* Data provided
★ ★ ★ ★ ★
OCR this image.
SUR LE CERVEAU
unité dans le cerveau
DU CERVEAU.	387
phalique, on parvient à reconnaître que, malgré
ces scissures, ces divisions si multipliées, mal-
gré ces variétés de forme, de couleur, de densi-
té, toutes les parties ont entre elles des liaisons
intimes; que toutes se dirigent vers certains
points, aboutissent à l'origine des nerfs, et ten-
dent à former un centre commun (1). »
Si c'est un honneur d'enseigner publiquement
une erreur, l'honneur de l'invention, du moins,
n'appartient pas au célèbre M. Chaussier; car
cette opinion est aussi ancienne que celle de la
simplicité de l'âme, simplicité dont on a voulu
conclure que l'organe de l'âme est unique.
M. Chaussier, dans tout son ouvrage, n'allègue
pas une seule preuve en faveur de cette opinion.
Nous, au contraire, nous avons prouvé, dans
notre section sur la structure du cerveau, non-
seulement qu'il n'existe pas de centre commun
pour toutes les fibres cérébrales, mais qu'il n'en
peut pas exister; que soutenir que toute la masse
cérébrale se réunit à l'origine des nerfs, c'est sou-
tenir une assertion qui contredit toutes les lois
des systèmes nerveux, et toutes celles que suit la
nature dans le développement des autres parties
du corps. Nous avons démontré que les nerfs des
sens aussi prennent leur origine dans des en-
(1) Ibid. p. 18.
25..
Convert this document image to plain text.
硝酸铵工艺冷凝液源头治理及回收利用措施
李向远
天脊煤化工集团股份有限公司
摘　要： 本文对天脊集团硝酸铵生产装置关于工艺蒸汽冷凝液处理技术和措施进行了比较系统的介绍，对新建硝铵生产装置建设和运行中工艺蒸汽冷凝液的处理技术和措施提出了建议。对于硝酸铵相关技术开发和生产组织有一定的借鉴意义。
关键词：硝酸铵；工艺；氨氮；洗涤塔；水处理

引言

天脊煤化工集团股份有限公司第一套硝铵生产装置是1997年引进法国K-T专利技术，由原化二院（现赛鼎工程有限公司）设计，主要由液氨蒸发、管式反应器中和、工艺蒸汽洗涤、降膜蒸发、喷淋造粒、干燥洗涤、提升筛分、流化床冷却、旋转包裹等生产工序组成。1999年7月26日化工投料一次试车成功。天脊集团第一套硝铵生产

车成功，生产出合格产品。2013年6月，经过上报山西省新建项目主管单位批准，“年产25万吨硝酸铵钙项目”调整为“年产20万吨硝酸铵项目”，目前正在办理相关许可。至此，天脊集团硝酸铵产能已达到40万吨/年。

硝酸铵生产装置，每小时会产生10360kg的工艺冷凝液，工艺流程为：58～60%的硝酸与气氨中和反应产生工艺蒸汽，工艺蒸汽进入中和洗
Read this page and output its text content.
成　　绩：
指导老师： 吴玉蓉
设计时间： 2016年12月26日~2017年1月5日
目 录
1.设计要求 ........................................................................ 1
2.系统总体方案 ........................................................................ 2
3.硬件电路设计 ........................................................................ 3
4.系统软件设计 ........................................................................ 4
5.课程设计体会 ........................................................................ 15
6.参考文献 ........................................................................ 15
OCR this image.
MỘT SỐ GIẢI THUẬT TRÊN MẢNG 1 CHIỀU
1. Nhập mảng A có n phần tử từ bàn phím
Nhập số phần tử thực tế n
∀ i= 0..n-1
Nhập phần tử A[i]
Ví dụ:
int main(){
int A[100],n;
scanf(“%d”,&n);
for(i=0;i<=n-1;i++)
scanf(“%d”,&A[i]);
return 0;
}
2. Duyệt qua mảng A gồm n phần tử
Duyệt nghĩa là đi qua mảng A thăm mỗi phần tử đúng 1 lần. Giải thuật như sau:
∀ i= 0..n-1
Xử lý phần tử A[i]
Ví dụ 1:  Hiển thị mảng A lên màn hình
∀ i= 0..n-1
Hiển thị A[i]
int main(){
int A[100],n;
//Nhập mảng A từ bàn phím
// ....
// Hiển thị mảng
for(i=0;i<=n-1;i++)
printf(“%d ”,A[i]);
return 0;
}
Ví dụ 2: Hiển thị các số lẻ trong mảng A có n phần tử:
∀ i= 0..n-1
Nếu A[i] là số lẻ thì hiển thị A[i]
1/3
★ ★ ★ ★ ★
* Required task
Extract each line of the material exactly as it stands.

* Response
OCR this image.
SUR LE CERVEAU
unité dans le cerveau
DU CERVEAU.	387
phalique, on parvient à reconnaître que, malgré
ces scissures, ces divisions si multipliées, mal-
gré ces variétés de forme, de couleur, de densi-
té, toutes les parties ont entre elles des liaisons
intimes; que toutes se dirigent vers certains
points, aboutissent à l'origine des nerfs, et ten-
dent à former un centre commun (1). »
Si c'est un honneur d'enseigner publiquement
une erreur, l'honneur de l'invention, du moins,
n'appartient pas au célèbre M. Chaussier; car
cette opinion est aussi ancienne que celle de la
simplicité de l'âme, simplicité dont on a voulu
conclure que l'organe de l'âme est unique.
M. Chaussier, dans tout son ouvrage, n'allègue
pas une seule preuve en faveur de cette opinion.
Nous, au contraire, nous avons prouvé, dans
notre section sur la structure du cerveau, non-
seulement qu'il n'existe pas de centre commun
pour toutes les fibres cérébrales, mais qu'il n'en
peut pas exister; que soutenir que toute la masse
cérébrale se réunit à l'origine des nerfs, c'est sou-
tenir une assertion qui contredit toutes les lois
des systèmes nerveux, et toutes celles que suit la
nature dans le développement des autres parties
du corps. Nous avons démontré que les nerfs des
sens aussi prennent leur origine dans des en-
(1) Ibid. p. 18.
25..
Convert this document image to plain text.
硝酸铵工艺冷凝液源头治理及回收利用措施
李向远
天脊煤化工集团股份有限公司
摘　要： 本文对天脊集团硝酸铵生产装置关于工艺蒸汽冷凝液处理技术和措施进行了比较系统的介绍，对新建硝铵生产装置建设和运行中工艺蒸汽冷凝液的处理技术和措施提出了建议。对于硝酸铵相关技术开发和生产组织有一定的借鉴意义。
关键词：硝酸铵；工艺；氨氮；洗涤塔；水处理

引言

天脊煤化工集团股份有限公司第一套硝铵生产装置是1997年引进法国K-T专利技术，由原化二院（现赛鼎工程有限公司）设计，主要由液氨蒸发、管式反应器中和、工艺蒸汽洗涤、降膜蒸发、喷淋造粒、干燥洗涤、提升筛分、流化床冷却、旋转包裹等生产工序组成。1999年7月26日化工投料一次试车成功。天脊集团第一套硝铵生产

车成功，生产出合格产品。2013年6月，经过上报山西省新建项目主管单位批准，“年产25万吨硝酸铵钙项目”调整为“年产20万吨硝酸铵项目”，目前正在办理相关许可。至此，天脊集团硝酸铵产能已达到40万吨/年。

硝酸铵生产装置，每小时会产生10360kg的工艺冷凝液，工艺流程为：58～60%的硝酸与气氨中和反应产生工艺蒸汽，工艺蒸汽进入中和洗
Read this page and output its text content.
成　　绩：
指导老师： 吴玉蓉
设计时间： 2016年12月26日~2017年1月5日
目 录
1.设计要求 ........................................................................ 1
2.系统总体方案 ........................................................................ 2
3.硬件电路设计 ........................................................................ 3
4.系统软件设计 ........................................................................ 4
5.课程设计体会 ........................................................................ 15
6.参考文献 ........................................................................ 15
OCR this image.
MỘT SỐ GIẢI THUẬT TRÊN MẢNG 1 CHIỀU
1. Nhập mảng A có n phần tử từ bàn phím
Nhập số phần tử thực tế n
∀ i= 0..n-1
Nhập phần tử A[i]
Ví dụ:
int main(){
int A[100],n;
scanf(“%d”,&n);
for(i=0;i<=n-1;i++)
scanf(“%d”,&A[i]);
return 0;
}
2. Duyệt qua mảng A gồm n phần tử
Duyệt nghĩa là đi qua mảng A thăm mỗi phần tử đúng 1 lần. Giải thuật như sau:
∀ i= 0..n-1
Xử lý phần tử A[i]
Ví dụ 1:  Hiển thị mảng A lên màn hình
∀ i= 0..n-1
Hiển thị A[i]
int main(){
int A[100],n;
//Nhập mảng A từ bàn phím
// ....
// Hiển thị mảng
for(i=0;i<=n-1;i++)
printf(“%d ”,A[i]);
return 0;
}
Ví dụ 2: Hiển thị các số lẻ trong mảng A có n phần tử:
∀ i= 0..n-1
Nếu A[i] là số lẻ thì hiển thị A[i]
1/3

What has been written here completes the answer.